What to produce
Repeat, exactly and completely, the material that follows. Omit the pictures.

Material for this task

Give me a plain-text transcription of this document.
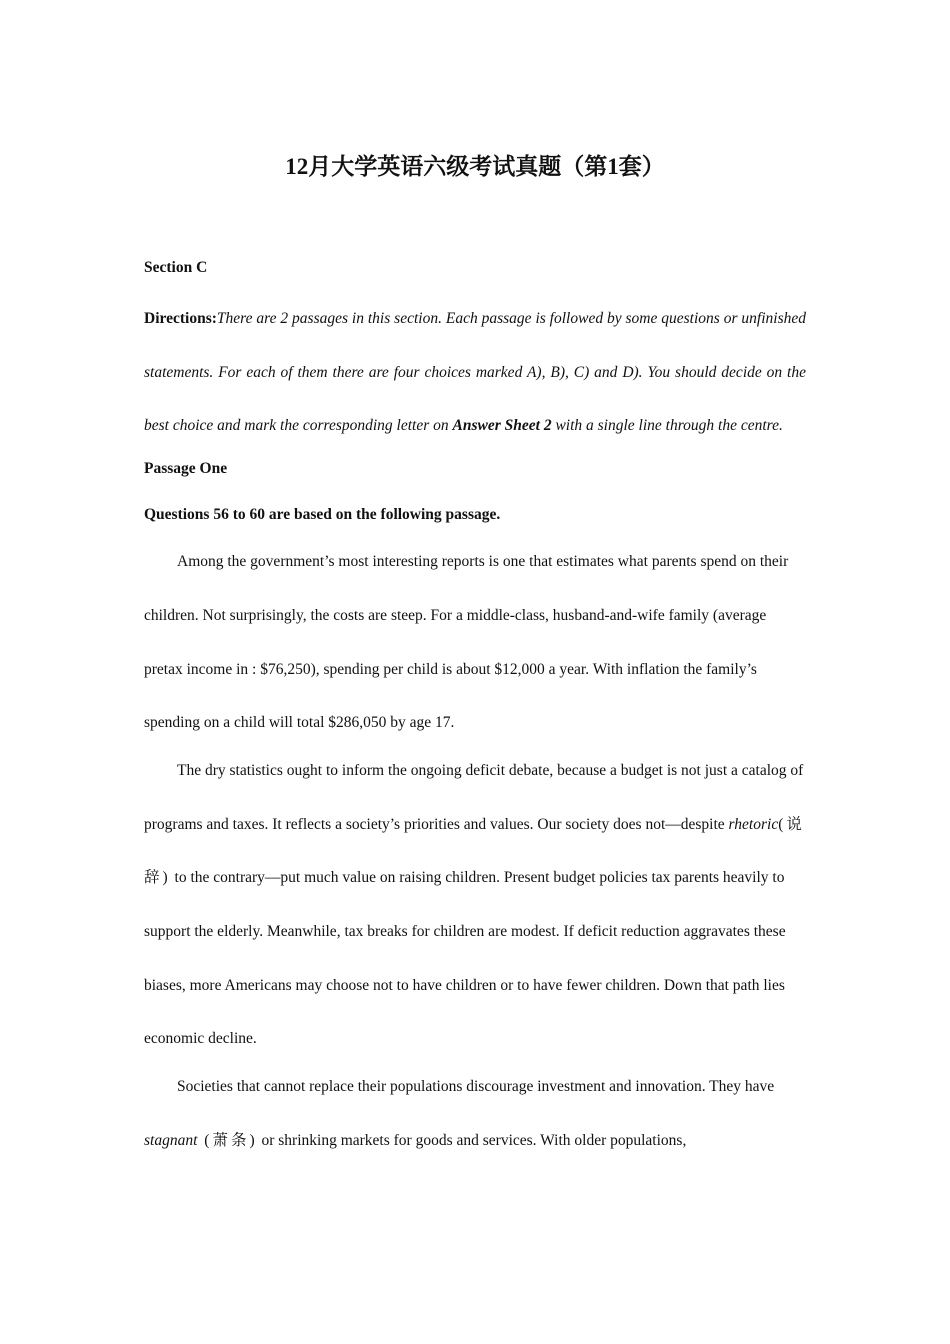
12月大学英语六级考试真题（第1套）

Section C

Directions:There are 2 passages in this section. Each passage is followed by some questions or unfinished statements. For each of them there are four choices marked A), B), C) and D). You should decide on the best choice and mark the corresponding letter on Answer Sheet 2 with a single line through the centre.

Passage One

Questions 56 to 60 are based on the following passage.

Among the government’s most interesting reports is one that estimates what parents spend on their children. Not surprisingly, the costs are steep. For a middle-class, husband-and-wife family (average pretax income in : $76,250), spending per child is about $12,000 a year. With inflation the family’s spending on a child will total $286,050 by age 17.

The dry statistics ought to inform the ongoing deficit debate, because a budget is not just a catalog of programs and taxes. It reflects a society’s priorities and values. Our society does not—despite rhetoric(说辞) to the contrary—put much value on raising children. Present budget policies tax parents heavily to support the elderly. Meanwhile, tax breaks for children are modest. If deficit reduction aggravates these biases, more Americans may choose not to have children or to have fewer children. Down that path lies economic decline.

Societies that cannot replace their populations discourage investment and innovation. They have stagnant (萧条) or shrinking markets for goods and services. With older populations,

Answer below
Give me a plain-text transcription of this document.
12月大学英语六级考试真题（第1套）

Section C

Directions:There are 2 passages in this section. Each passage is followed by some questions or unfinished statements. For each of them there are four choices marked A), B), C) and D). You should decide on the best choice and mark the corresponding letter on Answer Sheet 2 with a single line through the centre.

Passage One

Questions 56 to 60 are based on the following passage.

Among the government’s most interesting reports is one that estimates what parents spend on their children. Not surprisingly, the costs are steep. For a middle-class, husband-and-wife family (average pretax income in : $76,250), spending per child is about $12,000 a year. With inflation the family’s spending on a child will total $286,050 by age 17.

The dry statistics ought to inform the ongoing deficit debate, because a budget is not just a catalog of programs and taxes. It reflects a society’s priorities and values. Our society does not—despite rhetoric(说辞) to the contrary—put much value on raising children. Present budget policies tax parents heavily to support the elderly. Meanwhile, tax breaks for children are modest. If deficit reduction aggravates these biases, more Americans may choose not to have children or to have fewer children. Down that path lies economic decline.

Societies that cannot replace their populations discourage investment and innovation. They have stagnant (萧条) or shrinking markets for goods and services. With older populations,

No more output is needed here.